• [Problem]: Check each line below for the word "folder", and copy those that have it.

START Data extract

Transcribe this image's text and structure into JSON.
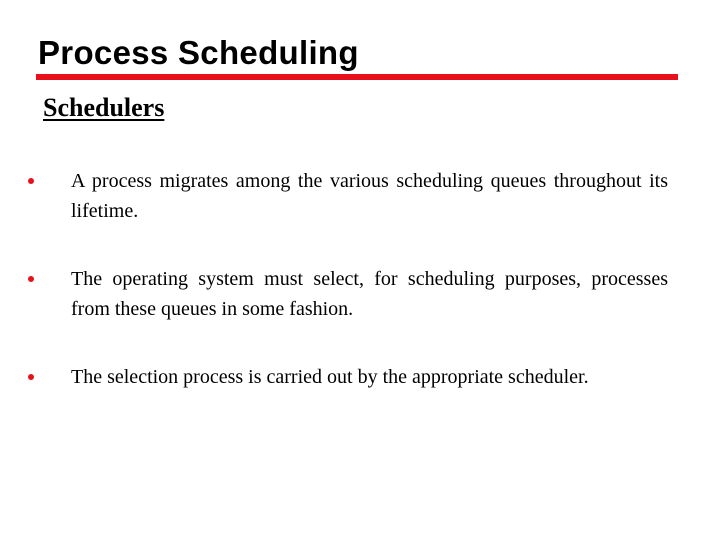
{
  "slide": {
    "title": "Process Scheduling",
    "subtitle": "Schedulers",
    "accent_color": "#e8101a",
    "bullet_color": "#e8101a",
    "bullets": [
      {
        "text": "A process migrates among the various scheduling queues throughout its lifetime."
      },
      {
        "text": "The operating system must select, for scheduling purposes, processes from these queues in some fashion."
      },
      {
        "text": "The selection process is carried out by the appropriate scheduler."
      }
    ]
  }
}
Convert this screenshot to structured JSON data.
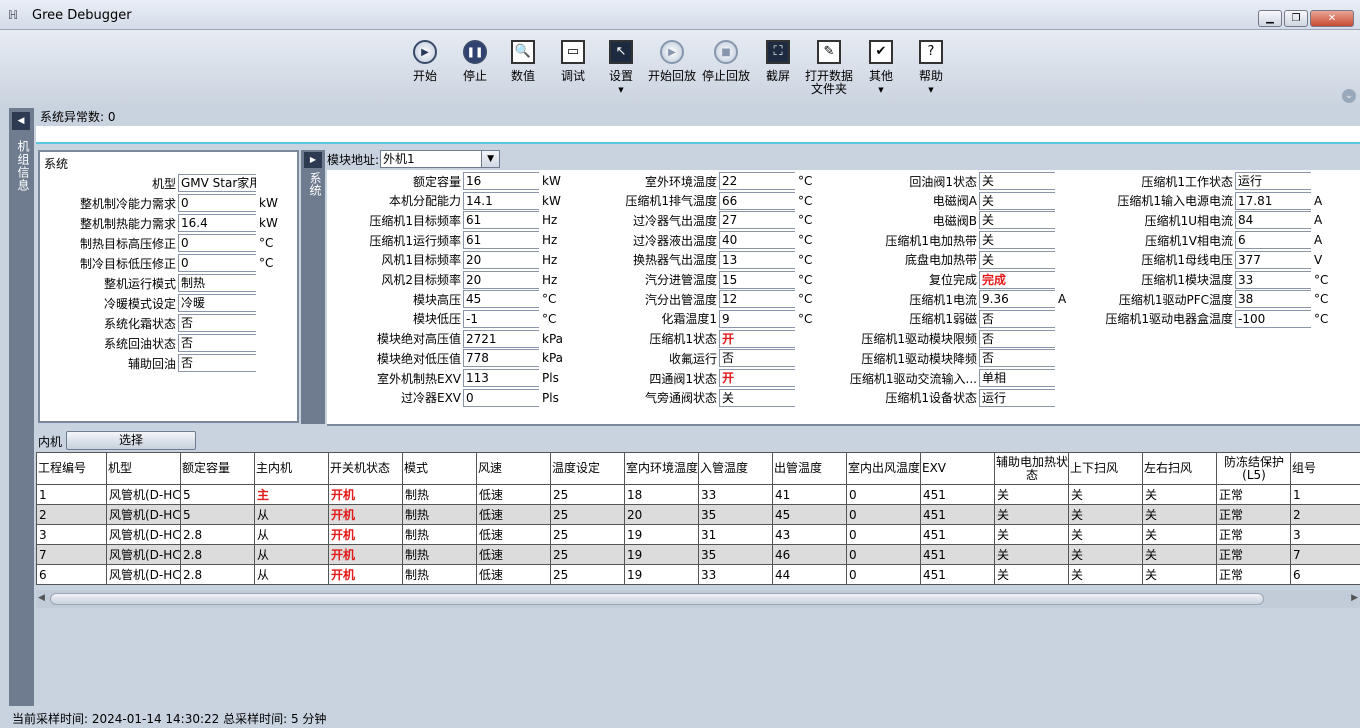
{
  "window": {
    "title": "Gree Debugger",
    "min": "▁",
    "restore": "❐",
    "close": "✕"
  },
  "toolbar": [
    {
      "name": "start",
      "label": "开始",
      "icon": "play-icon"
    },
    {
      "name": "stop",
      "label": "停止",
      "icon": "pause-icon"
    },
    {
      "name": "values",
      "label": "数值",
      "icon": "search-doc-icon"
    },
    {
      "name": "debug",
      "label": "调试",
      "icon": "monitor-icon"
    },
    {
      "name": "settings",
      "label": "设置",
      "icon": "cursor-icon"
    },
    {
      "name": "start-replay",
      "label": "开始回放",
      "icon": "replay-play-icon"
    },
    {
      "name": "stop-replay",
      "label": "停止回放",
      "icon": "replay-stop-icon"
    },
    {
      "name": "screenshot",
      "label": "截屏",
      "icon": "screenshot-icon"
    },
    {
      "name": "open-data-folder",
      "label": "打开数据\n文件夹",
      "icon": "folder-icon"
    },
    {
      "name": "other",
      "label": "其他",
      "icon": "check-folder-icon"
    },
    {
      "name": "help",
      "label": "帮助",
      "icon": "help-icon"
    }
  ],
  "left_strip": {
    "vertical_text": "机组信息"
  },
  "alarm": {
    "text": "系统异常数: 0"
  },
  "system": {
    "caption": "系统",
    "fields": [
      {
        "label": "机型",
        "value": "GMV Star家用",
        "unit": ""
      },
      {
        "label": "整机制冷能力需求",
        "value": "0",
        "unit": "kW"
      },
      {
        "label": "整机制热能力需求",
        "value": "16.4",
        "unit": "kW"
      },
      {
        "label": "制热目标高压修正",
        "value": "0",
        "unit": "°C"
      },
      {
        "label": "制冷目标低压修正",
        "value": "0",
        "unit": "°C"
      },
      {
        "label": "整机运行模式",
        "value": "制热",
        "unit": ""
      },
      {
        "label": "冷暖模式设定",
        "value": "冷暖",
        "unit": ""
      },
      {
        "label": "系统化霜状态",
        "value": "否",
        "unit": ""
      },
      {
        "label": "系统回油状态",
        "value": "否",
        "unit": ""
      },
      {
        "label": "辅助回油",
        "value": "否",
        "unit": ""
      }
    ]
  },
  "module": {
    "strip_text": "系统",
    "address_label": "模块地址:",
    "address_value": "外机1",
    "columns": [
      [
        {
          "label": "额定容量",
          "value": "16",
          "unit": "kW"
        },
        {
          "label": "本机分配能力",
          "value": "14.1",
          "unit": "kW"
        },
        {
          "label": "压缩机1目标频率",
          "value": "61",
          "unit": "Hz"
        },
        {
          "label": "压缩机1运行频率",
          "value": "61",
          "unit": "Hz"
        },
        {
          "label": "风机1目标频率",
          "value": "20",
          "unit": "Hz"
        },
        {
          "label": "风机2目标频率",
          "value": "20",
          "unit": "Hz"
        },
        {
          "label": "模块高压",
          "value": "45",
          "unit": "°C"
        },
        {
          "label": "模块低压",
          "value": "-1",
          "unit": "°C"
        },
        {
          "label": "模块绝对高压值",
          "value": "2721",
          "unit": "kPa"
        },
        {
          "label": "模块绝对低压值",
          "value": "778",
          "unit": "kPa"
        },
        {
          "label": "室外机制热EXV",
          "value": "113",
          "unit": "Pls"
        },
        {
          "label": "过冷器EXV",
          "value": "0",
          "unit": "Pls"
        }
      ],
      [
        {
          "label": "室外环境温度",
          "value": "22",
          "unit": "°C"
        },
        {
          "label": "压缩机1排气温度",
          "value": "66",
          "unit": "°C"
        },
        {
          "label": "过冷器气出温度",
          "value": "27",
          "unit": "°C"
        },
        {
          "label": "过冷器液出温度",
          "value": "40",
          "unit": "°C"
        },
        {
          "label": "换热器气出温度",
          "value": "13",
          "unit": "°C"
        },
        {
          "label": "汽分进管温度",
          "value": "15",
          "unit": "°C"
        },
        {
          "label": "汽分出管温度",
          "value": "12",
          "unit": "°C"
        },
        {
          "label": "化霜温度1",
          "value": "9",
          "unit": "°C"
        },
        {
          "label": "压缩机1状态",
          "value": "开",
          "unit": "",
          "red": true
        },
        {
          "label": "收氟运行",
          "value": "否",
          "unit": ""
        },
        {
          "label": "四通阀1状态",
          "value": "开",
          "unit": "",
          "red": true
        },
        {
          "label": "气旁通阀状态",
          "value": "关",
          "unit": ""
        }
      ],
      [
        {
          "label": "回油阀1状态",
          "value": "关",
          "unit": ""
        },
        {
          "label": "电磁阀A",
          "value": "关",
          "unit": ""
        },
        {
          "label": "电磁阀B",
          "value": "关",
          "unit": ""
        },
        {
          "label": "压缩机1电加热带",
          "value": "关",
          "unit": ""
        },
        {
          "label": "底盘电加热带",
          "value": "关",
          "unit": ""
        },
        {
          "label": "复位完成",
          "value": "完成",
          "unit": "",
          "red": true
        },
        {
          "label": "压缩机1电流",
          "value": "9.36",
          "unit": "A"
        },
        {
          "label": "压缩机1弱磁",
          "value": "否",
          "unit": ""
        },
        {
          "label": "压缩机1驱动模块限频",
          "value": "否",
          "unit": ""
        },
        {
          "label": "压缩机1驱动模块降频",
          "value": "否",
          "unit": ""
        },
        {
          "label": "压缩机1驱动交流输入...",
          "value": "单相",
          "unit": ""
        },
        {
          "label": "压缩机1设备状态",
          "value": "运行",
          "unit": ""
        }
      ],
      [
        {
          "label": "压缩机1工作状态",
          "value": "运行",
          "unit": ""
        },
        {
          "label": "压缩机1输入电源电流",
          "value": "17.81",
          "unit": "A"
        },
        {
          "label": "压缩机1U相电流",
          "value": "84",
          "unit": "A"
        },
        {
          "label": "压缩机1V相电流",
          "value": "6",
          "unit": "A"
        },
        {
          "label": "压缩机1母线电压",
          "value": "377",
          "unit": "V"
        },
        {
          "label": "压缩机1模块温度",
          "value": "33",
          "unit": "°C"
        },
        {
          "label": "压缩机1驱动PFC温度",
          "value": "38",
          "unit": "°C"
        },
        {
          "label": "压缩机1驱动电器盒温度",
          "value": "-100",
          "unit": "°C"
        }
      ]
    ]
  },
  "indoor": {
    "label": "内机",
    "select_button": "选择",
    "headers": [
      "工程编号",
      "机型",
      "额定容量",
      "主内机",
      "开关机状态",
      "模式",
      "风速",
      "温度设定",
      "室内环境温度",
      "入管温度",
      "出管温度",
      "室内出风温度",
      "EXV",
      "辅助电加热状态",
      "上下扫风",
      "左右扫风",
      "防冻结保护(L5)",
      "组号"
    ],
    "rows": [
      [
        "1",
        "风管机(D-HC",
        "5",
        "主",
        "开机",
        "制热",
        "低速",
        "25",
        "18",
        "33",
        "41",
        "0",
        "451",
        "关",
        "关",
        "关",
        "正常",
        "1"
      ],
      [
        "2",
        "风管机(D-HC",
        "5",
        "从",
        "开机",
        "制热",
        "低速",
        "25",
        "20",
        "35",
        "45",
        "0",
        "451",
        "关",
        "关",
        "关",
        "正常",
        "2"
      ],
      [
        "3",
        "风管机(D-HC",
        "2.8",
        "从",
        "开机",
        "制热",
        "低速",
        "25",
        "19",
        "31",
        "43",
        "0",
        "451",
        "关",
        "关",
        "关",
        "正常",
        "3"
      ],
      [
        "7",
        "风管机(D-HC",
        "2.8",
        "从",
        "开机",
        "制热",
        "低速",
        "25",
        "19",
        "35",
        "46",
        "0",
        "451",
        "关",
        "关",
        "关",
        "正常",
        "7"
      ],
      [
        "6",
        "风管机(D-HC",
        "2.8",
        "从",
        "开机",
        "制热",
        "低速",
        "25",
        "19",
        "33",
        "44",
        "0",
        "451",
        "关",
        "关",
        "关",
        "正常",
        "6"
      ]
    ]
  },
  "status": {
    "text": "当前采样时间: 2024-01-14 14:30:22  总采样时间: 5 分钟"
  }
}
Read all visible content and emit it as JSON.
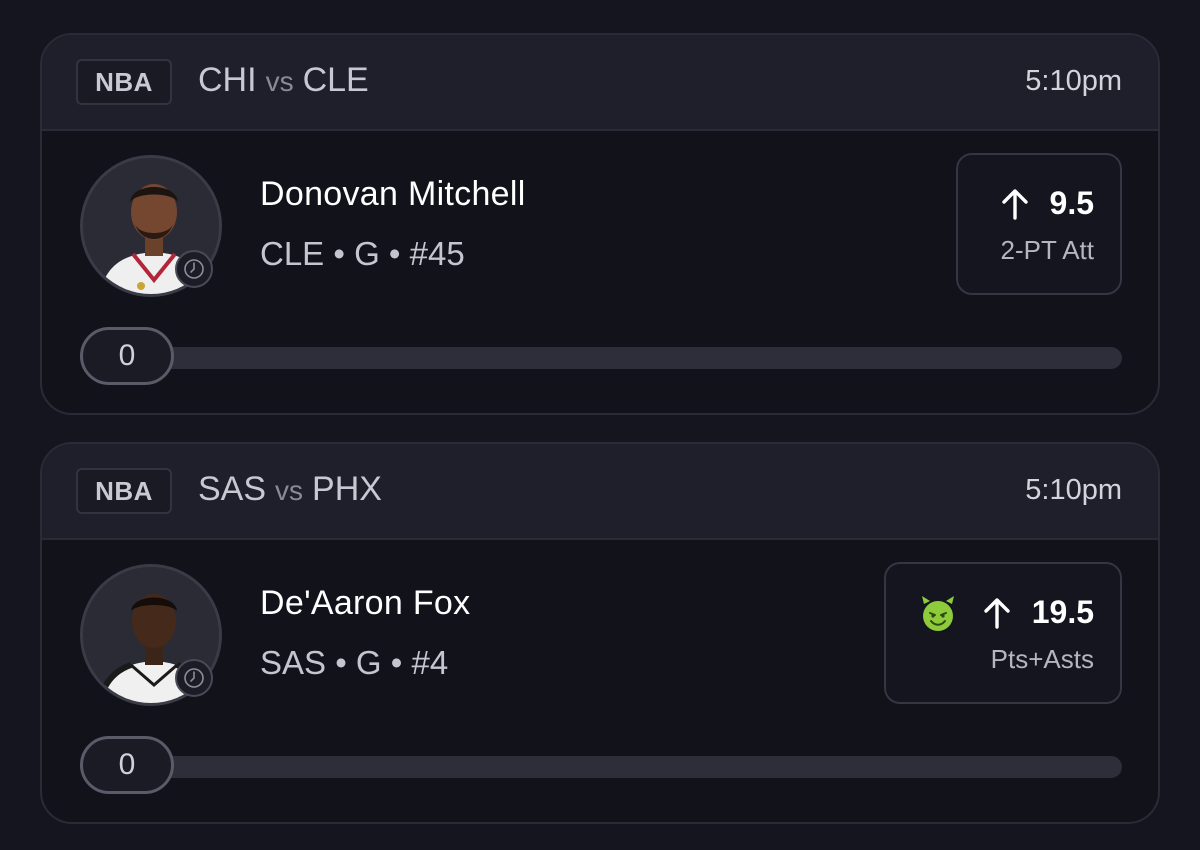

END Data extract

• [Answer in full]:
      "name": "open-data-folder",
      "icon": "folder-icon"
      "icon": "check-folder-icon"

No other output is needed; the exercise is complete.